*What to do*. Reproduce the entries below in full, word for word.

:: The data ::

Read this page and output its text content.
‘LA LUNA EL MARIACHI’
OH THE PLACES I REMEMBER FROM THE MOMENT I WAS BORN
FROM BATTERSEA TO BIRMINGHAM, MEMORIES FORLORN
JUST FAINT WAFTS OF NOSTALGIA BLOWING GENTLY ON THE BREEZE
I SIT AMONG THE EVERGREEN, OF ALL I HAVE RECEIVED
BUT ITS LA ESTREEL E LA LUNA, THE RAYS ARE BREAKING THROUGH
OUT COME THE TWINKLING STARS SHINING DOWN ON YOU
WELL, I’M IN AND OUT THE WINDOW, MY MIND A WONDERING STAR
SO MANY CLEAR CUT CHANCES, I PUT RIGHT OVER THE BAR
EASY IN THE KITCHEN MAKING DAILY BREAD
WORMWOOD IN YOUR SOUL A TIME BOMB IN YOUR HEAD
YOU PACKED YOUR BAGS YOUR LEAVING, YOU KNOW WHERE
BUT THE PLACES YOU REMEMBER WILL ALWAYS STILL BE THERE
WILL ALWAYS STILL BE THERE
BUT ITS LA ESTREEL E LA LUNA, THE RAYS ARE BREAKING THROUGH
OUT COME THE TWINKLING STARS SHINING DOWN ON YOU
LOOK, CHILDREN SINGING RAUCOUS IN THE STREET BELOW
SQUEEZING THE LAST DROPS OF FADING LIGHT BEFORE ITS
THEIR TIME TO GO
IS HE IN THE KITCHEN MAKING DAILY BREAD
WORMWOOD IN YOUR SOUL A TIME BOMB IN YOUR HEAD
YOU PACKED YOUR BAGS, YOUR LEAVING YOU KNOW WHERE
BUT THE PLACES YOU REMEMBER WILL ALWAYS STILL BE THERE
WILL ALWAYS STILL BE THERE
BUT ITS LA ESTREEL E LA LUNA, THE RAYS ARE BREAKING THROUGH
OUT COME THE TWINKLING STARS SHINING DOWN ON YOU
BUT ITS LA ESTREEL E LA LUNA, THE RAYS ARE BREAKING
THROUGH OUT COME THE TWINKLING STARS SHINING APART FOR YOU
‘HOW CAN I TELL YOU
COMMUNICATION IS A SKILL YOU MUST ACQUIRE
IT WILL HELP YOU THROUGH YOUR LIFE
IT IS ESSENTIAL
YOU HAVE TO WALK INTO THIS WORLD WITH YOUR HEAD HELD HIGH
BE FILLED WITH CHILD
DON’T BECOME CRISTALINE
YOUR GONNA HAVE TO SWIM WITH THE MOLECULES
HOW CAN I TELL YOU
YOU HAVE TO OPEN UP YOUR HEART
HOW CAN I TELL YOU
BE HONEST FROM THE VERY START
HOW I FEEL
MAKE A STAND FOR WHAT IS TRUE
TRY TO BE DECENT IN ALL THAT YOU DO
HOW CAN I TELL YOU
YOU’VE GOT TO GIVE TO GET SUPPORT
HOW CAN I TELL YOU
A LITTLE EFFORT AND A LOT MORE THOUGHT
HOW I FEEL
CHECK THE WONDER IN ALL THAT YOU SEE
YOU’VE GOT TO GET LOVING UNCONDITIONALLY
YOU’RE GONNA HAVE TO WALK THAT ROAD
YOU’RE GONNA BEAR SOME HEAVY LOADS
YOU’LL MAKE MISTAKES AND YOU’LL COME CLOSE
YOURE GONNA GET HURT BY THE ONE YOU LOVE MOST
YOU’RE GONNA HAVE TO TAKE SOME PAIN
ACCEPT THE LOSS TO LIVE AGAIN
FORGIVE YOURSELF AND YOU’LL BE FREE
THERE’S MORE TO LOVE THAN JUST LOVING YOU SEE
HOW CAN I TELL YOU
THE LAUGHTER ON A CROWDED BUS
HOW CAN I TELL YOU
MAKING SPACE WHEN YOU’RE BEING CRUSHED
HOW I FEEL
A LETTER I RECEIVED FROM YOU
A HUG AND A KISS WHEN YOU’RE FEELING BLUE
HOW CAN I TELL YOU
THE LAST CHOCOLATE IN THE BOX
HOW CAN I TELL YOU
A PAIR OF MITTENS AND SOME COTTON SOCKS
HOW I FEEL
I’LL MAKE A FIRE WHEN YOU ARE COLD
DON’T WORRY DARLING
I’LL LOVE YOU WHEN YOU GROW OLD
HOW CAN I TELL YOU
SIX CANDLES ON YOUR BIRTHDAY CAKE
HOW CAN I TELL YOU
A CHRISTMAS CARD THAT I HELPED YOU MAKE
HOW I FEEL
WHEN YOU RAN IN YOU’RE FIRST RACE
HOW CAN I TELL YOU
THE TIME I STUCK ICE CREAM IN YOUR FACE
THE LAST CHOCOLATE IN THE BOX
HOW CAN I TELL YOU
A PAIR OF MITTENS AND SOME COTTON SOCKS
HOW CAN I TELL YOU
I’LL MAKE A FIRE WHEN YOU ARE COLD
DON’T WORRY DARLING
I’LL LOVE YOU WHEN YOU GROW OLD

:::

*Output for this task*.
Read this page and output its text content.
‘LA LUNA EL MARIACHI’
OH THE PLACES I REMEMBER FROM THE MOMENT I WAS BORN
FROM BATTERSEA TO BIRMINGHAM, MEMORIES FORLORN
JUST FAINT WAFTS OF NOSTALGIA BLOWING GENTLY ON THE BREEZE
I SIT AMONG THE EVERGREEN, OF ALL I HAVE RECEIVED
BUT ITS LA ESTREEL E LA LUNA, THE RAYS ARE BREAKING THROUGH
OUT COME THE TWINKLING STARS SHINING DOWN ON YOU
WELL, I’M IN AND OUT THE WINDOW, MY MIND A WONDERING STAR
SO MANY CLEAR CUT CHANCES, I PUT RIGHT OVER THE BAR
EASY IN THE KITCHEN MAKING DAILY BREAD
WORMWOOD IN YOUR SOUL A TIME BOMB IN YOUR HEAD
YOU PACKED YOUR BAGS YOUR LEAVING, YOU KNOW WHERE
BUT THE PLACES YOU REMEMBER WILL ALWAYS STILL BE THERE
WILL ALWAYS STILL BE THERE
BUT ITS LA ESTREEL E LA LUNA, THE RAYS ARE BREAKING THROUGH
OUT COME THE TWINKLING STARS SHINING DOWN ON YOU
LOOK, CHILDREN SINGING RAUCOUS IN THE STREET BELOW
SQUEEZING THE LAST DROPS OF FADING LIGHT BEFORE ITS
THEIR TIME TO GO
IS HE IN THE KITCHEN MAKING DAILY BREAD
WORMWOOD IN YOUR SOUL A TIME BOMB IN YOUR HEAD
YOU PACKED YOUR BAGS, YOUR LEAVING YOU KNOW WHERE
BUT THE PLACES YOU REMEMBER WILL ALWAYS STILL BE THERE
WILL ALWAYS STILL BE THERE
BUT ITS LA ESTREEL E LA LUNA, THE RAYS ARE BREAKING THROUGH
OUT COME THE TWINKLING STARS SHINING DOWN ON YOU
BUT ITS LA ESTREEL E LA LUNA, THE RAYS ARE BREAKING
THROUGH OUT COME THE TWINKLING STARS SHINING APART FOR YOU
‘HOW CAN I TELL YOU
COMMUNICATION IS A SKILL YOU MUST ACQUIRE
IT WILL HELP YOU THROUGH YOUR LIFE
IT IS ESSENTIAL
YOU HAVE TO WALK INTO THIS WORLD WITH YOUR HEAD HELD HIGH
BE FILLED WITH CHILD
DON’T BECOME CRISTALINE
YOUR GONNA HAVE TO SWIM WITH THE MOLECULES
HOW CAN I TELL YOU
YOU HAVE TO OPEN UP YOUR HEART
HOW CAN I TELL YOU
BE HONEST FROM THE VERY START
HOW I FEEL
MAKE A STAND FOR WHAT IS TRUE
TRY TO BE DECENT IN ALL THAT YOU DO
HOW CAN I TELL YOU
YOU’VE GOT TO GIVE TO GET SUPPORT
HOW CAN I TELL YOU
A LITTLE EFFORT AND A LOT MORE THOUGHT
HOW I FEEL
CHECK THE WONDER IN ALL THAT YOU SEE
YOU’VE GOT TO GET LOVING UNCONDITIONALLY
YOU’RE GONNA HAVE TO WALK THAT ROAD
YOU’RE GONNA BEAR SOME HEAVY LOADS
YOU’LL MAKE MISTAKES AND YOU’LL COME CLOSE
YOURE GONNA GET HURT BY THE ONE YOU LOVE MOST
YOU’RE GONNA HAVE TO TAKE SOME PAIN
ACCEPT THE LOSS TO LIVE AGAIN
FORGIVE YOURSELF AND YOU’LL BE FREE
THERE’S MORE TO LOVE THAN JUST LOVING YOU SEE
HOW CAN I TELL YOU
THE LAUGHTER ON A CROWDED BUS
HOW CAN I TELL YOU
MAKING SPACE WHEN YOU’RE BEING CRUSHED
HOW I FEEL
A LETTER I RECEIVED FROM YOU
A HUG AND A KISS WHEN YOU’RE FEELING BLUE
HOW CAN I TELL YOU
THE LAST CHOCOLATE IN THE BOX
HOW CAN I TELL YOU
A PAIR OF MITTENS AND SOME COTTON SOCKS
HOW I FEEL
I’LL MAKE A FIRE WHEN YOU ARE COLD
DON’T WORRY DARLING
I’LL LOVE YOU WHEN YOU GROW OLD
HOW CAN I TELL YOU
SIX CANDLES ON YOUR BIRTHDAY CAKE
HOW CAN I TELL YOU
A CHRISTMAS CARD THAT I HELPED YOU MAKE
HOW I FEEL
WHEN YOU RAN IN YOU’RE FIRST RACE
HOW CAN I TELL YOU
THE TIME I STUCK ICE CREAM IN YOUR FACE
THE LAST CHOCOLATE IN THE BOX
HOW CAN I TELL YOU
A PAIR OF MITTENS AND SOME COTTON SOCKS
HOW CAN I TELL YOU
I’LL MAKE A FIRE WHEN YOU ARE COLD
DON’T WORRY DARLING
I’LL LOVE YOU WHEN YOU GROW OLD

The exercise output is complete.